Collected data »
========================================
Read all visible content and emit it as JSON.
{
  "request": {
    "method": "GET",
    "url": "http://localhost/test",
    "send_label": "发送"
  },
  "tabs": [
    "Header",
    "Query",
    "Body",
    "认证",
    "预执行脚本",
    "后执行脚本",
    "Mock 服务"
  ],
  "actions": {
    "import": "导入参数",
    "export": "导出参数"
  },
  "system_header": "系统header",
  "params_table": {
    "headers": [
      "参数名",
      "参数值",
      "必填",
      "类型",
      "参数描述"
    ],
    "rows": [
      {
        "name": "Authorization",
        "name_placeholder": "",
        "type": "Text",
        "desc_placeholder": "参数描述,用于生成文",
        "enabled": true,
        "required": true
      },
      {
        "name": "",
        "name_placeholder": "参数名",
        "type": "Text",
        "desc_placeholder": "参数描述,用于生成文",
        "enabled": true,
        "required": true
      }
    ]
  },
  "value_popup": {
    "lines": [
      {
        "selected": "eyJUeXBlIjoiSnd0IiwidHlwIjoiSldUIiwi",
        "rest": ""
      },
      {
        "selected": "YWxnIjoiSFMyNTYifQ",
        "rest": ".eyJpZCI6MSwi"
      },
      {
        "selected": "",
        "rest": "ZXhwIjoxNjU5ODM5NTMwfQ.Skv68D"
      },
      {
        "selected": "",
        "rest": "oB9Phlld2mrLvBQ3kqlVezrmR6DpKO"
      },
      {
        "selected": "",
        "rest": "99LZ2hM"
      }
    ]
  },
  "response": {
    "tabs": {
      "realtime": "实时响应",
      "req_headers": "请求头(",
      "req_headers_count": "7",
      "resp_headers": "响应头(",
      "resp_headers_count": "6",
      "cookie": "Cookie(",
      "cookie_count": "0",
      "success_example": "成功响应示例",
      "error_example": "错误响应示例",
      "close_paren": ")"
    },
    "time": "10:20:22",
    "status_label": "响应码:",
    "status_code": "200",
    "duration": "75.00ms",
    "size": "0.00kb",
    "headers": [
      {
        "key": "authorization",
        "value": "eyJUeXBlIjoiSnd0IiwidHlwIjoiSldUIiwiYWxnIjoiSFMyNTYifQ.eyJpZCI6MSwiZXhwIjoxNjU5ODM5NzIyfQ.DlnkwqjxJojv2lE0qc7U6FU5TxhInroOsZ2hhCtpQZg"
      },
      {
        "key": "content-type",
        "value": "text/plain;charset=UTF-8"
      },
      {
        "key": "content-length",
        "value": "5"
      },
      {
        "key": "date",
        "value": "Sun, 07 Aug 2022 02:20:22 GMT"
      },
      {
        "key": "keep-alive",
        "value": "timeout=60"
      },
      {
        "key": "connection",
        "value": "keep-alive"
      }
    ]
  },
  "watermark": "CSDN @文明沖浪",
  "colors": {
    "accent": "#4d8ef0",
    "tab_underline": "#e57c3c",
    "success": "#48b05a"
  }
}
========================================
Work to complete » All of the records must be retyped exactly as they are.

In response »
Read all visible content and emit it as JSON.
{
  "request": {
    "method": "GET",
    "url": "http://localhost/test",
    "send_label": "发送"
  },
  "tabs": [
    "Header",
    "Query",
    "Body",
    "认证",
    "预执行脚本",
    "后执行脚本",
    "Mock 服务"
  ],
  "actions": {
    "import": "导入参数",
    "export": "导出参数"
  },
  "system_header": "系统header",
  "params_table": {
    "headers": [
      "参数名",
      "参数值",
      "必填",
      "类型",
      "参数描述"
    ],
    "rows": [
      {
        "name": "Authorization",
        "name_placeholder": "",
        "type": "Text",
        "desc_placeholder": "参数描述,用于生成文",
        "enabled": true,
        "required": true
      },
      {
        "name": "",
        "name_placeholder": "参数名",
        "type": "Text",
        "desc_placeholder": "参数描述,用于生成文",
        "enabled": true,
        "required": true
      }
    ]
  },
  "value_popup": {
    "lines": [
      {
        "selected": "eyJUeXBlIjoiSnd0IiwidHlwIjoiSldUIiwi",
        "rest": ""
      },
      {
        "selected": "YWxnIjoiSFMyNTYifQ",
        "rest": ".eyJpZCI6MSwi"
      },
      {
        "selected": "",
        "rest": "ZXhwIjoxNjU5ODM5NTMwfQ.Skv68D"
      },
      {
        "selected": "",
        "rest": "oB9Phlld2mrLvBQ3kqlVezrmR6DpKO"
      },
      {
        "selected": "",
        "rest": "99LZ2hM"
      }
    ]
  },
  "response": {
    "tabs": {
      "realtime": "实时响应",
      "req_headers": "请求头(",
      "req_headers_count": "7",
      "resp_headers": "响应头(",
      "resp_headers_count": "6",
      "cookie": "Cookie(",
      "cookie_count": "0",
      "success_example": "成功响应示例",
      "error_example": "错误响应示例",
      "close_paren": ")"
    },
    "time": "10:20:22",
    "status_label": "响应码:",
    "status_code": "200",
    "duration": "75.00ms",
    "size": "0.00kb",
    "headers": [
      {
        "key": "authorization",
        "value": "eyJUeXBlIjoiSnd0IiwidHlwIjoiSldUIiwiYWxnIjoiSFMyNTYifQ.eyJpZCI6MSwiZXhwIjoxNjU5ODM5NzIyfQ.DlnkwqjxJojv2lE0qc7U6FU5TxhInroOsZ2hhCtpQZg"
      },
      {
        "key": "content-type",
        "value": "text/plain;charset=UTF-8"
      },
      {
        "key": "content-length",
        "value": "5"
      },
      {
        "key": "date",
        "value": "Sun, 07 Aug 2022 02:20:22 GMT"
      },
      {
        "key": "keep-alive",
        "value": "timeout=60"
      },
      {
        "key": "connection",
        "value": "keep-alive"
      }
    ]
  },
  "watermark": "CSDN @文明沖浪",
  "colors": {
    "accent": "#4d8ef0",
    "tab_underline": "#e57c3c",
    "success": "#48b05a"
  }
}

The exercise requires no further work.